→ What the task requires: Search the data below for the word "true" and copy each line that holds it.

-- Start Provided data --

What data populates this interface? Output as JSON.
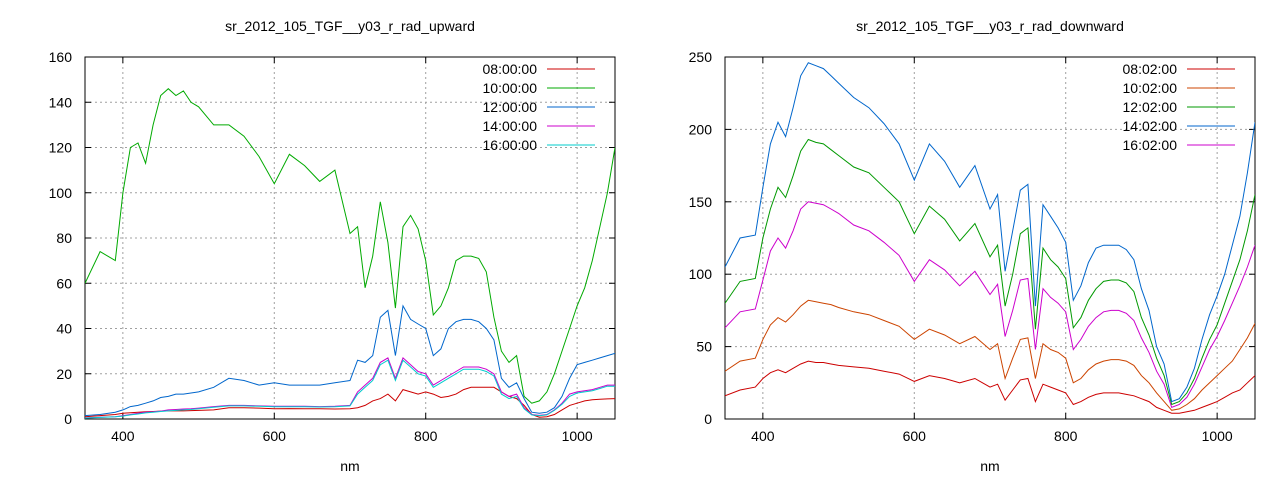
{
  "chart_data": [
    {
      "type": "line",
      "title": "sr_2012_105_TGF__y03_r_rad_upward",
      "xlabel": "nm",
      "ylabel": "",
      "xlim": [
        350,
        1050
      ],
      "ylim": [
        0,
        160
      ],
      "xticks": [
        400,
        600,
        800,
        1000
      ],
      "yticks": [
        0,
        20,
        40,
        60,
        80,
        100,
        120,
        140,
        160
      ],
      "grid": true,
      "legend_position": "top-right",
      "x": [
        350,
        370,
        390,
        400,
        410,
        420,
        430,
        440,
        450,
        460,
        470,
        480,
        490,
        500,
        520,
        540,
        560,
        580,
        600,
        620,
        640,
        660,
        680,
        700,
        710,
        720,
        730,
        740,
        750,
        760,
        770,
        780,
        790,
        800,
        810,
        820,
        830,
        840,
        850,
        860,
        870,
        880,
        890,
        900,
        910,
        920,
        930,
        940,
        950,
        960,
        970,
        980,
        990,
        1000,
        1010,
        1020,
        1030,
        1040,
        1050
      ],
      "series": [
        {
          "name": "08:00:00",
          "color": "#cc0000",
          "values": [
            1,
            1.5,
            2,
            2.5,
            2.8,
            3,
            3.2,
            3.3,
            3.5,
            3.6,
            3.6,
            3.6,
            3.7,
            3.8,
            4,
            5,
            5,
            4.8,
            4.5,
            4.6,
            4.5,
            4.5,
            4.4,
            4.5,
            5,
            6,
            8,
            9,
            11,
            8,
            13,
            12,
            11,
            12,
            11,
            9.5,
            10,
            11,
            13,
            14,
            14,
            14,
            14,
            12,
            10,
            9,
            6,
            2,
            0.8,
            1,
            2,
            4,
            6,
            7,
            8,
            8.5,
            8.7,
            8.9,
            9
          ]
        },
        {
          "name": "10:00:00",
          "color": "#00aa00",
          "values": [
            60,
            74,
            70,
            100,
            120,
            122,
            113,
            130,
            143,
            146,
            143,
            145,
            140,
            138,
            130,
            130,
            125,
            116,
            104,
            117,
            112,
            105,
            110,
            82,
            85,
            58,
            72,
            96,
            78,
            49,
            85,
            90,
            84,
            70,
            46,
            50,
            58,
            70,
            72,
            72,
            71,
            65,
            45,
            30,
            25,
            28,
            10,
            7,
            8,
            12,
            20,
            30,
            40,
            50,
            58,
            70,
            85,
            100,
            120
          ]
        },
        {
          "name": "12:00:00",
          "color": "#0066cc",
          "values": [
            1.5,
            2,
            3,
            4,
            5.5,
            6,
            7,
            8,
            9.5,
            10,
            11,
            11,
            11.5,
            12,
            14,
            18,
            17,
            15,
            16,
            15,
            15,
            15,
            16,
            17,
            26,
            25,
            28,
            45,
            48,
            28,
            50,
            44,
            42,
            40,
            28,
            31,
            40,
            43,
            44,
            44,
            43,
            40,
            35,
            18,
            14,
            16,
            9,
            3,
            2.5,
            3,
            5,
            10,
            18,
            24,
            25,
            26,
            27,
            28,
            29
          ]
        },
        {
          "name": "14:00:00",
          "color": "#cc00cc",
          "values": [
            0.5,
            0.8,
            1,
            1.5,
            2,
            2.5,
            3,
            3.2,
            3.5,
            4,
            4.2,
            4.4,
            4.5,
            4.8,
            5.5,
            6,
            6,
            5.8,
            5.6,
            5.6,
            5.6,
            5.5,
            5.6,
            6,
            12,
            15,
            18,
            25,
            27,
            18,
            27,
            24,
            21,
            20,
            15,
            17,
            19,
            21,
            23,
            23,
            23,
            22,
            20,
            12,
            10,
            11,
            5,
            2,
            1.6,
            2,
            4,
            7,
            11,
            12,
            12.5,
            13,
            14,
            15,
            15
          ]
        },
        {
          "name": "16:00:00",
          "color": "#00cccc",
          "values": [
            0.4,
            0.7,
            1,
            1.3,
            1.8,
            2.2,
            2.7,
            3,
            3.3,
            3.6,
            3.8,
            4,
            4.2,
            4.5,
            5.2,
            5.8,
            5.8,
            5.6,
            5.4,
            5.4,
            5.4,
            5.3,
            5.4,
            5.8,
            11,
            14,
            17,
            24,
            26,
            17,
            26,
            23,
            20,
            19,
            14,
            16,
            18,
            20,
            22,
            22,
            22,
            21,
            19,
            11,
            9,
            10,
            4.5,
            1.8,
            1.4,
            1.8,
            3.8,
            6.5,
            10,
            11.5,
            12,
            12.5,
            13.5,
            14.5,
            14.5
          ]
        }
      ]
    },
    {
      "type": "line",
      "title": "sr_2012_105_TGF__y03_r_rad_downward",
      "xlabel": "nm",
      "ylabel": "",
      "xlim": [
        350,
        1050
      ],
      "ylim": [
        0,
        250
      ],
      "xticks": [
        400,
        600,
        800,
        1000
      ],
      "yticks": [
        0,
        50,
        100,
        150,
        200,
        250
      ],
      "grid": true,
      "legend_position": "top-right",
      "x": [
        350,
        370,
        390,
        400,
        410,
        420,
        430,
        440,
        450,
        460,
        470,
        480,
        490,
        500,
        520,
        540,
        560,
        580,
        600,
        620,
        640,
        660,
        680,
        700,
        710,
        720,
        730,
        740,
        750,
        760,
        770,
        780,
        790,
        800,
        810,
        820,
        830,
        840,
        850,
        860,
        870,
        880,
        890,
        900,
        910,
        920,
        930,
        940,
        950,
        960,
        970,
        980,
        990,
        1000,
        1010,
        1020,
        1030,
        1040,
        1050
      ],
      "series": [
        {
          "name": "08:02:00",
          "color": "#cc0000",
          "values": [
            16,
            20,
            22,
            28,
            32,
            34,
            32,
            35,
            38,
            40,
            39,
            39,
            38,
            37,
            36,
            35,
            33,
            31,
            26,
            30,
            28,
            25,
            28,
            22,
            24,
            13,
            20,
            27,
            28,
            12,
            24,
            22,
            20,
            18,
            10,
            12,
            15,
            17,
            18,
            18,
            18,
            17,
            16,
            14,
            12,
            8,
            6,
            4,
            4,
            5,
            6,
            8,
            10,
            12,
            15,
            18,
            20,
            25,
            30
          ]
        },
        {
          "name": "10:02:00",
          "color": "#cc4400",
          "values": [
            33,
            40,
            42,
            55,
            65,
            70,
            67,
            72,
            78,
            82,
            81,
            80,
            79,
            77,
            74,
            72,
            68,
            64,
            55,
            62,
            58,
            52,
            57,
            48,
            52,
            28,
            42,
            55,
            56,
            28,
            52,
            48,
            46,
            42,
            25,
            28,
            34,
            38,
            40,
            41,
            41,
            40,
            37,
            30,
            25,
            18,
            12,
            6,
            7,
            10,
            14,
            20,
            25,
            30,
            35,
            40,
            48,
            56,
            66
          ]
        },
        {
          "name": "12:02:00",
          "color": "#009900",
          "values": [
            80,
            95,
            97,
            125,
            145,
            160,
            153,
            168,
            185,
            193,
            191,
            190,
            186,
            182,
            174,
            170,
            160,
            150,
            128,
            147,
            138,
            123,
            135,
            112,
            120,
            78,
            100,
            128,
            132,
            62,
            118,
            110,
            105,
            97,
            63,
            70,
            82,
            90,
            95,
            96,
            96,
            94,
            88,
            70,
            58,
            42,
            30,
            10,
            12,
            18,
            28,
            42,
            55,
            65,
            80,
            95,
            110,
            130,
            155
          ]
        },
        {
          "name": "14:02:00",
          "color": "#0066cc",
          "values": [
            105,
            125,
            127,
            160,
            190,
            205,
            195,
            215,
            237,
            246,
            244,
            242,
            237,
            232,
            222,
            215,
            204,
            190,
            165,
            190,
            178,
            160,
            175,
            145,
            155,
            102,
            130,
            158,
            162,
            78,
            148,
            140,
            132,
            122,
            82,
            92,
            108,
            118,
            120,
            120,
            120,
            117,
            110,
            90,
            75,
            50,
            38,
            12,
            14,
            22,
            35,
            55,
            72,
            85,
            100,
            120,
            140,
            170,
            205
          ]
        },
        {
          "name": "16:02:00",
          "color": "#cc00cc",
          "values": [
            63,
            74,
            76,
            96,
            116,
            125,
            118,
            130,
            145,
            150,
            149,
            148,
            145,
            142,
            134,
            130,
            122,
            113,
            95,
            110,
            103,
            92,
            102,
            86,
            93,
            57,
            75,
            96,
            97,
            48,
            90,
            84,
            80,
            74,
            48,
            55,
            64,
            70,
            74,
            75,
            75,
            73,
            68,
            56,
            46,
            33,
            24,
            8,
            10,
            15,
            24,
            36,
            48,
            57,
            68,
            80,
            92,
            105,
            120
          ]
        }
      ]
    }
  ]
}
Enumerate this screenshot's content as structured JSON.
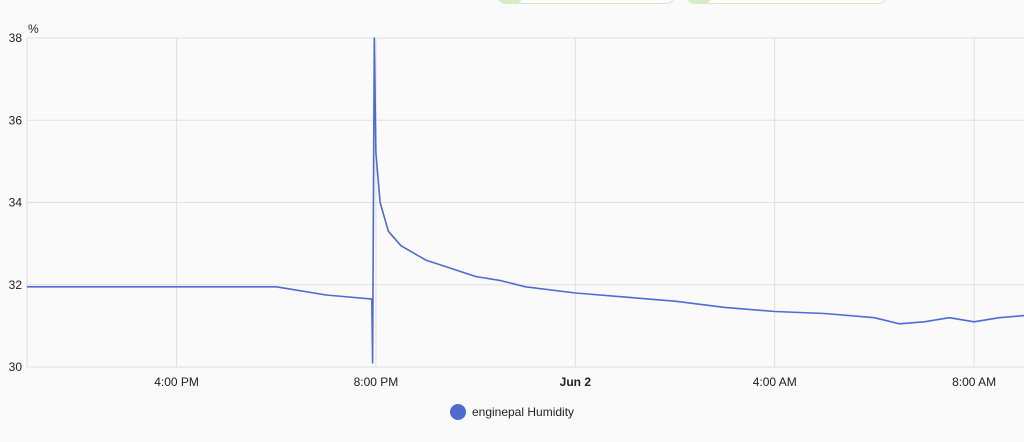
{
  "chart_data": {
    "type": "line",
    "title": "",
    "unit": "%",
    "ylim": [
      30,
      38
    ],
    "y_ticks": [
      30,
      32,
      34,
      36,
      38
    ],
    "x_start": "2024-06-01T13:00",
    "x_end": "2024-06-02T09:00",
    "x_ticks": [
      {
        "t": "2024-06-01T16:00",
        "label": "4:00 PM",
        "bold": false
      },
      {
        "t": "2024-06-01T20:00",
        "label": "8:00 PM",
        "bold": false
      },
      {
        "t": "2024-06-02T00:00",
        "label": "Jun 2",
        "bold": true
      },
      {
        "t": "2024-06-02T04:00",
        "label": "4:00 AM",
        "bold": false
      },
      {
        "t": "2024-06-02T08:00",
        "label": "8:00 AM",
        "bold": false
      }
    ],
    "grid": true,
    "legend_position": "bottom",
    "series": [
      {
        "name": "enginepal Humidity",
        "color": "#4e6bd1",
        "points": [
          [
            "2024-06-01T13:00",
            31.95
          ],
          [
            "2024-06-01T14:00",
            31.95
          ],
          [
            "2024-06-01T15:00",
            31.95
          ],
          [
            "2024-06-01T16:00",
            31.95
          ],
          [
            "2024-06-01T17:00",
            31.95
          ],
          [
            "2024-06-01T18:00",
            31.95
          ],
          [
            "2024-06-01T19:00",
            31.75
          ],
          [
            "2024-06-01T19:55",
            31.65
          ],
          [
            "2024-06-01T19:56",
            30.1
          ],
          [
            "2024-06-01T19:58",
            38.0
          ],
          [
            "2024-06-01T20:00",
            35.2
          ],
          [
            "2024-06-01T20:05",
            34.0
          ],
          [
            "2024-06-01T20:15",
            33.3
          ],
          [
            "2024-06-01T20:30",
            32.95
          ],
          [
            "2024-06-01T21:00",
            32.6
          ],
          [
            "2024-06-01T21:30",
            32.4
          ],
          [
            "2024-06-01T22:00",
            32.2
          ],
          [
            "2024-06-01T22:30",
            32.1
          ],
          [
            "2024-06-01T23:00",
            31.95
          ],
          [
            "2024-06-02T00:00",
            31.8
          ],
          [
            "2024-06-02T01:00",
            31.7
          ],
          [
            "2024-06-02T02:00",
            31.6
          ],
          [
            "2024-06-02T03:00",
            31.45
          ],
          [
            "2024-06-02T04:00",
            31.35
          ],
          [
            "2024-06-02T05:00",
            31.3
          ],
          [
            "2024-06-02T06:00",
            31.2
          ],
          [
            "2024-06-02T06:30",
            31.05
          ],
          [
            "2024-06-02T07:00",
            31.1
          ],
          [
            "2024-06-02T07:30",
            31.2
          ],
          [
            "2024-06-02T08:00",
            31.1
          ],
          [
            "2024-06-02T08:30",
            31.2
          ],
          [
            "2024-06-02T09:00",
            31.25
          ]
        ]
      }
    ]
  }
}
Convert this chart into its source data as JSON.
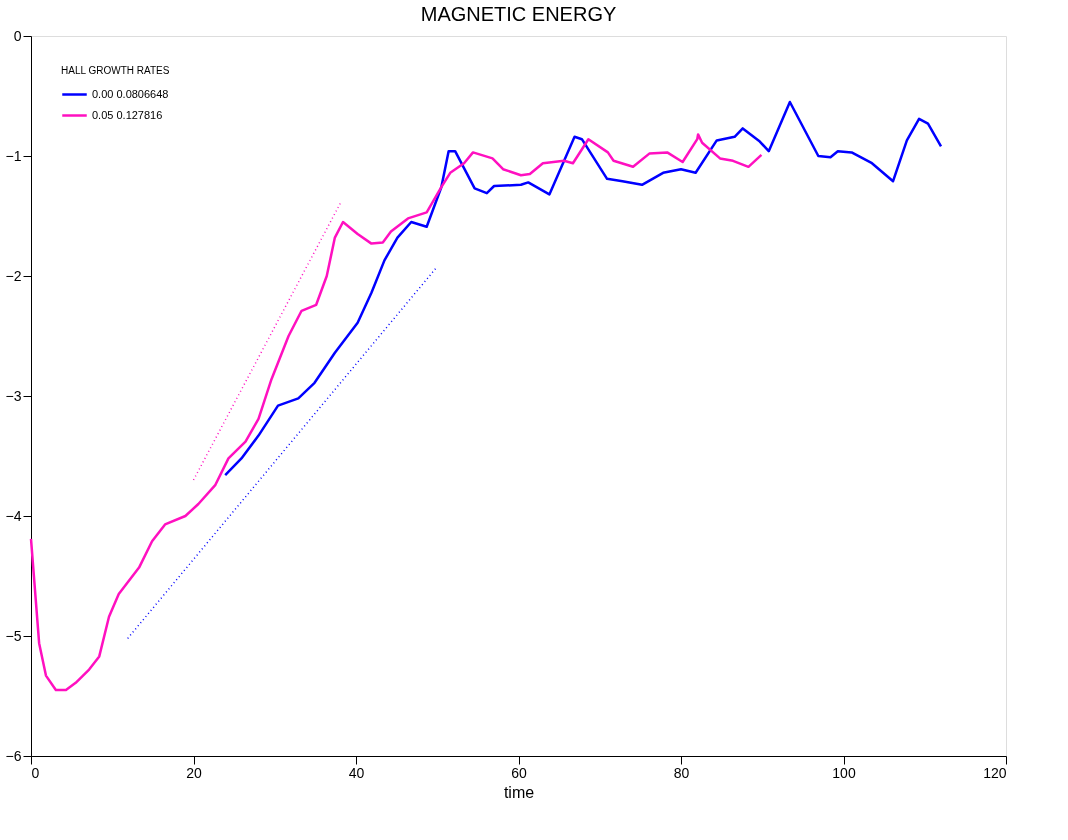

-- End Provided data --

→ Full answer:
      "grid": true,
      "grid": true,
        "bold": true
    "grid": true,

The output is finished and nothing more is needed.